▸ **Given instruction**: Below are entries. Pull out all lines containing "subtitle".

§

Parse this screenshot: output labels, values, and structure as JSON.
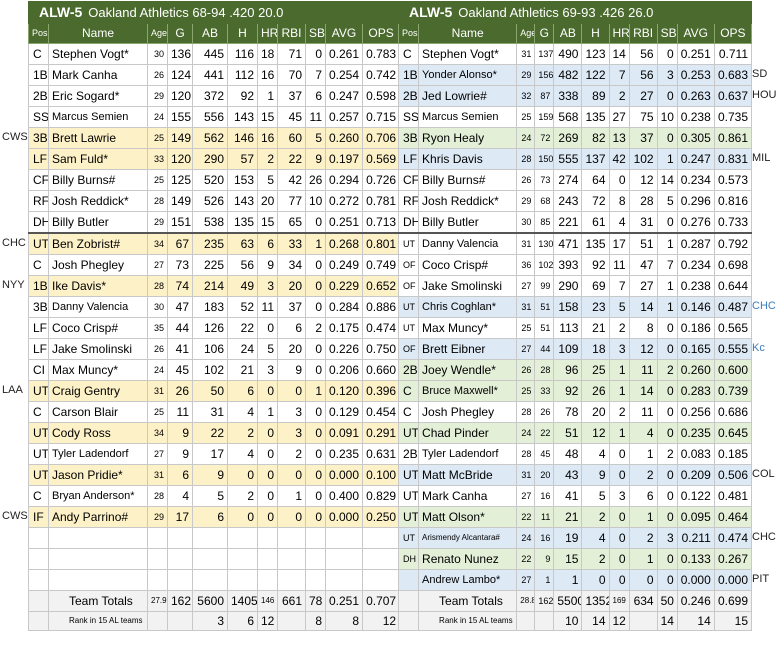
{
  "left": {
    "title": "ALW-5",
    "subtitle": "Oakland Athletics 68-94 .420 20.0",
    "headers": {
      "pos": "Pos",
      "name": "Name",
      "age": "Age",
      "g": "G",
      "ab": "AB",
      "h": "H",
      "hr": "HR",
      "rbi": "RBI",
      "sb": "SB",
      "avg": "AVG",
      "ops": "OPS"
    },
    "rows": [
      {
        "pos": "C",
        "name": "Stephen Vogt*",
        "age": "30",
        "g": "136",
        "ab": "445",
        "h": "116",
        "hr": "18",
        "rbi": "71",
        "sb": "0",
        "avg": "0.261",
        "ops": "0.783",
        "color": "white"
      },
      {
        "pos": "1B",
        "name": "Mark Canha",
        "age": "26",
        "g": "124",
        "ab": "441",
        "h": "112",
        "hr": "16",
        "rbi": "70",
        "sb": "7",
        "avg": "0.254",
        "ops": "0.742",
        "color": "white"
      },
      {
        "pos": "2B",
        "name": "Eric Sogard*",
        "age": "29",
        "g": "120",
        "ab": "372",
        "h": "92",
        "hr": "1",
        "rbi": "37",
        "sb": "6",
        "avg": "0.247",
        "ops": "0.598",
        "color": "white"
      },
      {
        "pos": "SS",
        "name": "Marcus Semien",
        "age": "24",
        "g": "155",
        "ab": "556",
        "h": "143",
        "hr": "15",
        "rbi": "45",
        "sb": "11",
        "avg": "0.257",
        "ops": "0.715",
        "color": "white",
        "smallname": true
      },
      {
        "pos": "3B",
        "name": "Brett Lawrie",
        "age": "25",
        "g": "149",
        "ab": "562",
        "h": "146",
        "hr": "16",
        "rbi": "60",
        "sb": "5",
        "avg": "0.260",
        "ops": "0.706",
        "color": "yellow",
        "side": "CWS"
      },
      {
        "pos": "LF",
        "name": "Sam Fuld*",
        "age": "33",
        "g": "120",
        "ab": "290",
        "h": "57",
        "hr": "2",
        "rbi": "22",
        "sb": "9",
        "avg": "0.197",
        "ops": "0.569",
        "color": "yellow"
      },
      {
        "pos": "CF",
        "name": "Billy Burns#",
        "age": "25",
        "g": "125",
        "ab": "520",
        "h": "153",
        "hr": "5",
        "rbi": "42",
        "sb": "26",
        "avg": "0.294",
        "ops": "0.726",
        "color": "white"
      },
      {
        "pos": "RF",
        "name": "Josh Reddick*",
        "age": "28",
        "g": "149",
        "ab": "526",
        "h": "143",
        "hr": "20",
        "rbi": "77",
        "sb": "10",
        "avg": "0.272",
        "ops": "0.781",
        "color": "white"
      },
      {
        "pos": "DH",
        "name": "Billy Butler",
        "age": "29",
        "g": "151",
        "ab": "538",
        "h": "135",
        "hr": "15",
        "rbi": "65",
        "sb": "0",
        "avg": "0.251",
        "ops": "0.713",
        "color": "white"
      },
      {
        "pos": "UT",
        "name": "Ben Zobrist#",
        "age": "34",
        "g": "67",
        "ab": "235",
        "h": "63",
        "hr": "6",
        "rbi": "33",
        "sb": "1",
        "avg": "0.268",
        "ops": "0.801",
        "color": "yellow",
        "side": "CHC",
        "divider": true
      },
      {
        "pos": "C",
        "name": "Josh Phegley",
        "age": "27",
        "g": "73",
        "ab": "225",
        "h": "56",
        "hr": "9",
        "rbi": "34",
        "sb": "0",
        "avg": "0.249",
        "ops": "0.749",
        "color": "white"
      },
      {
        "pos": "1B",
        "name": "Ike Davis*",
        "age": "28",
        "g": "74",
        "ab": "214",
        "h": "49",
        "hr": "3",
        "rbi": "20",
        "sb": "0",
        "avg": "0.229",
        "ops": "0.652",
        "color": "yellow",
        "side": "NYY"
      },
      {
        "pos": "3B",
        "name": "Danny Valencia",
        "age": "30",
        "g": "47",
        "ab": "183",
        "h": "52",
        "hr": "11",
        "rbi": "37",
        "sb": "0",
        "avg": "0.284",
        "ops": "0.886",
        "color": "white",
        "smallname": true
      },
      {
        "pos": "LF",
        "name": "Coco Crisp#",
        "age": "35",
        "g": "44",
        "ab": "126",
        "h": "22",
        "hr": "0",
        "rbi": "6",
        "sb": "2",
        "avg": "0.175",
        "ops": "0.474",
        "color": "white"
      },
      {
        "pos": "LF",
        "name": "Jake Smolinski",
        "age": "26",
        "g": "41",
        "ab": "106",
        "h": "24",
        "hr": "5",
        "rbi": "20",
        "sb": "0",
        "avg": "0.226",
        "ops": "0.750",
        "color": "white"
      },
      {
        "pos": "CI",
        "name": "Max Muncy*",
        "age": "24",
        "g": "45",
        "ab": "102",
        "h": "21",
        "hr": "3",
        "rbi": "9",
        "sb": "0",
        "avg": "0.206",
        "ops": "0.660",
        "color": "white"
      },
      {
        "pos": "UT",
        "name": "Craig Gentry",
        "age": "31",
        "g": "26",
        "ab": "50",
        "h": "6",
        "hr": "0",
        "rbi": "0",
        "sb": "1",
        "avg": "0.120",
        "ops": "0.396",
        "color": "yellow",
        "side": "LAA"
      },
      {
        "pos": "C",
        "name": "Carson Blair",
        "age": "25",
        "g": "11",
        "ab": "31",
        "h": "4",
        "hr": "1",
        "rbi": "3",
        "sb": "0",
        "avg": "0.129",
        "ops": "0.454",
        "color": "white"
      },
      {
        "pos": "UT",
        "name": "Cody Ross",
        "age": "34",
        "g": "9",
        "ab": "22",
        "h": "2",
        "hr": "0",
        "rbi": "3",
        "sb": "0",
        "avg": "0.091",
        "ops": "0.291",
        "color": "yellow"
      },
      {
        "pos": "UT",
        "name": "Tyler Ladendorf",
        "age": "27",
        "g": "9",
        "ab": "17",
        "h": "4",
        "hr": "0",
        "rbi": "2",
        "sb": "0",
        "avg": "0.235",
        "ops": "0.631",
        "color": "white",
        "smallname": true
      },
      {
        "pos": "UT",
        "name": "Jason Pridie*",
        "age": "31",
        "g": "6",
        "ab": "9",
        "h": "0",
        "hr": "0",
        "rbi": "0",
        "sb": "0",
        "avg": "0.000",
        "ops": "0.100",
        "color": "yellow"
      },
      {
        "pos": "C",
        "name": "Bryan Anderson*",
        "age": "28",
        "g": "4",
        "ab": "5",
        "h": "2",
        "hr": "0",
        "rbi": "1",
        "sb": "0",
        "avg": "0.400",
        "ops": "0.829",
        "color": "white",
        "smallname": true
      },
      {
        "pos": "IF",
        "name": "Andy Parrino#",
        "age": "29",
        "g": "17",
        "ab": "6",
        "h": "0",
        "hr": "0",
        "rbi": "0",
        "sb": "0",
        "avg": "0.000",
        "ops": "0.250",
        "color": "yellow",
        "side": "CWS"
      }
    ],
    "totals": {
      "label": "Team Totals",
      "age": "27.9",
      "g": "162",
      "ab": "5600",
      "h": "1405",
      "hr": "146",
      "rbi": "661",
      "sb": "78",
      "avg": "0.251",
      "ops": "0.707"
    },
    "rank": {
      "label": "Rank in 15 AL teams",
      "ab": "3",
      "h": "6",
      "hr": "12",
      "sb": "8",
      "avg": "8",
      "ops": "12"
    }
  },
  "right": {
    "title": "ALW-5",
    "subtitle": "Oakland Athletics  69-93 .426 26.0",
    "headers": {
      "pos": "Pos",
      "name": "Name",
      "age": "Age",
      "g": "G",
      "ab": "AB",
      "h": "H",
      "hr": "HR",
      "rbi": "RBI",
      "sb": "SB",
      "avg": "AVG",
      "ops": "OPS"
    },
    "rows": [
      {
        "pos": "C",
        "name": "Stephen Vogt*",
        "age": "31",
        "g": "137",
        "ab": "490",
        "h": "123",
        "hr": "14",
        "rbi": "56",
        "sb": "0",
        "avg": "0.251",
        "ops": "0.711",
        "color": "white"
      },
      {
        "pos": "1B",
        "name": "Yonder Alonso*",
        "age": "29",
        "g": "156",
        "ab": "482",
        "h": "122",
        "hr": "7",
        "rbi": "56",
        "sb": "3",
        "avg": "0.253",
        "ops": "0.683",
        "color": "blue",
        "side": "SD",
        "smallname": true
      },
      {
        "pos": "2B",
        "name": "Jed Lowrie#",
        "age": "32",
        "g": "87",
        "ab": "338",
        "h": "89",
        "hr": "2",
        "rbi": "27",
        "sb": "0",
        "avg": "0.263",
        "ops": "0.637",
        "color": "blue",
        "side": "HOU"
      },
      {
        "pos": "SS",
        "name": "Marcus Semien",
        "age": "25",
        "g": "159",
        "ab": "568",
        "h": "135",
        "hr": "27",
        "rbi": "75",
        "sb": "10",
        "avg": "0.238",
        "ops": "0.735",
        "color": "white",
        "smallname": true
      },
      {
        "pos": "3B",
        "name": "Ryon Healy",
        "age": "24",
        "g": "72",
        "ab": "269",
        "h": "82",
        "hr": "13",
        "rbi": "37",
        "sb": "0",
        "avg": "0.305",
        "ops": "0.861",
        "color": "green"
      },
      {
        "pos": "LF",
        "name": "Khris Davis",
        "age": "28",
        "g": "150",
        "ab": "555",
        "h": "137",
        "hr": "42",
        "rbi": "102",
        "sb": "1",
        "avg": "0.247",
        "ops": "0.831",
        "color": "blue",
        "side": "MIL"
      },
      {
        "pos": "CF",
        "name": "Billy Burns#",
        "age": "26",
        "g": "73",
        "ab": "274",
        "h": "64",
        "hr": "0",
        "rbi": "12",
        "sb": "14",
        "avg": "0.234",
        "ops": "0.573",
        "color": "white"
      },
      {
        "pos": "RF",
        "name": "Josh Reddick*",
        "age": "29",
        "g": "68",
        "ab": "243",
        "h": "72",
        "hr": "8",
        "rbi": "28",
        "sb": "5",
        "avg": "0.296",
        "ops": "0.816",
        "color": "white"
      },
      {
        "pos": "DH",
        "name": "Billy Butler",
        "age": "30",
        "g": "85",
        "ab": "221",
        "h": "61",
        "hr": "4",
        "rbi": "31",
        "sb": "0",
        "avg": "0.276",
        "ops": "0.733",
        "color": "white"
      },
      {
        "pos": "UT",
        "name": "Danny Valencia",
        "age": "31",
        "g": "130",
        "ab": "471",
        "h": "135",
        "hr": "17",
        "rbi": "51",
        "sb": "1",
        "avg": "0.287",
        "ops": "0.792",
        "color": "white",
        "smallname": true,
        "divider": true,
        "smallpos": true
      },
      {
        "pos": "OF",
        "name": "Coco Crisp#",
        "age": "36",
        "g": "102",
        "ab": "393",
        "h": "92",
        "hr": "11",
        "rbi": "47",
        "sb": "7",
        "avg": "0.234",
        "ops": "0.698",
        "color": "white",
        "smallpos": true
      },
      {
        "pos": "OF",
        "name": "Jake Smolinski",
        "age": "27",
        "g": "99",
        "ab": "290",
        "h": "69",
        "hr": "7",
        "rbi": "27",
        "sb": "1",
        "avg": "0.238",
        "ops": "0.644",
        "color": "white",
        "smallpos": true
      },
      {
        "pos": "UT",
        "name": "Chris Coghlan*",
        "age": "31",
        "g": "51",
        "ab": "158",
        "h": "23",
        "hr": "5",
        "rbi": "14",
        "sb": "1",
        "avg": "0.146",
        "ops": "0.487",
        "color": "blue",
        "side": "CHC",
        "sideblue": true,
        "smallname": true,
        "smallpos": true
      },
      {
        "pos": "UT",
        "name": "Max Muncy*",
        "age": "25",
        "g": "51",
        "ab": "113",
        "h": "21",
        "hr": "2",
        "rbi": "8",
        "sb": "0",
        "avg": "0.186",
        "ops": "0.565",
        "color": "white",
        "smallpos": true
      },
      {
        "pos": "OF",
        "name": "Brett Eibner",
        "age": "27",
        "g": "44",
        "ab": "109",
        "h": "18",
        "hr": "3",
        "rbi": "12",
        "sb": "0",
        "avg": "0.165",
        "ops": "0.555",
        "color": "blue",
        "side": "Kc",
        "sideblue": true,
        "smallpos": true
      },
      {
        "pos": "2B",
        "name": "Joey Wendle*",
        "age": "26",
        "g": "28",
        "ab": "96",
        "h": "25",
        "hr": "1",
        "rbi": "11",
        "sb": "2",
        "avg": "0.260",
        "ops": "0.600",
        "color": "green"
      },
      {
        "pos": "C",
        "name": "Bruce Maxwell*",
        "age": "25",
        "g": "33",
        "ab": "92",
        "h": "26",
        "hr": "1",
        "rbi": "14",
        "sb": "0",
        "avg": "0.283",
        "ops": "0.739",
        "color": "green",
        "smallname": true
      },
      {
        "pos": "C",
        "name": "Josh Phegley",
        "age": "28",
        "g": "26",
        "ab": "78",
        "h": "20",
        "hr": "2",
        "rbi": "11",
        "sb": "0",
        "avg": "0.256",
        "ops": "0.686",
        "color": "white"
      },
      {
        "pos": "UT",
        "name": "Chad Pinder",
        "age": "24",
        "g": "22",
        "ab": "51",
        "h": "12",
        "hr": "1",
        "rbi": "4",
        "sb": "0",
        "avg": "0.235",
        "ops": "0.645",
        "color": "green"
      },
      {
        "pos": "2B",
        "name": "Tyler Ladendorf",
        "age": "28",
        "g": "45",
        "ab": "48",
        "h": "4",
        "hr": "0",
        "rbi": "1",
        "sb": "2",
        "avg": "0.083",
        "ops": "0.185",
        "color": "white",
        "smallname": true
      },
      {
        "pos": "UT",
        "name": "Matt McBride",
        "age": "31",
        "g": "20",
        "ab": "43",
        "h": "9",
        "hr": "0",
        "rbi": "2",
        "sb": "0",
        "avg": "0.209",
        "ops": "0.506",
        "color": "blue",
        "side": "COL"
      },
      {
        "pos": "UT",
        "name": "Mark Canha",
        "age": "27",
        "g": "16",
        "ab": "41",
        "h": "5",
        "hr": "3",
        "rbi": "6",
        "sb": "0",
        "avg": "0.122",
        "ops": "0.481",
        "color": "white"
      },
      {
        "pos": "UT",
        "name": "Matt Olson*",
        "age": "22",
        "g": "11",
        "ab": "21",
        "h": "2",
        "hr": "0",
        "rbi": "1",
        "sb": "0",
        "avg": "0.095",
        "ops": "0.464",
        "color": "green"
      },
      {
        "pos": "UT",
        "name": "Arismendy Alcantara#",
        "age": "24",
        "g": "16",
        "ab": "19",
        "h": "4",
        "hr": "0",
        "rbi": "2",
        "sb": "3",
        "avg": "0.211",
        "ops": "0.474",
        "color": "blue",
        "side": "CHC",
        "tinyname": true,
        "smallpos": true
      },
      {
        "pos": "DH",
        "name": "Renato Nunez",
        "age": "22",
        "g": "9",
        "ab": "15",
        "h": "2",
        "hr": "0",
        "rbi": "1",
        "sb": "0",
        "avg": "0.133",
        "ops": "0.267",
        "color": "green",
        "smallpos": true
      },
      {
        "pos": "",
        "name": "Andrew Lambo*",
        "age": "27",
        "g": "1",
        "ab": "1",
        "h": "0",
        "hr": "0",
        "rbi": "0",
        "sb": "0",
        "avg": "0.000",
        "ops": "0.000",
        "color": "blue",
        "side": "PIT",
        "smallname": true
      }
    ],
    "totals": {
      "label": "Team Totals",
      "age": "28.8",
      "g": "162",
      "ab": "5500",
      "h": "1352",
      "hr": "169",
      "rbi": "634",
      "sb": "50",
      "avg": "0.246",
      "ops": "0.699"
    },
    "rank": {
      "label": "Rank in 15 AL teams",
      "ab": "10",
      "h": "14",
      "hr": "12",
      "sb": "14",
      "avg": "14",
      "ops": "15"
    }
  }
}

§

▸ **Solution to this exercise**:
    "subtitle": "Oakland Athletics 68-94 .420 20.0",
    "subtitle": "Oakland Athletics  69-93 .426 26.0",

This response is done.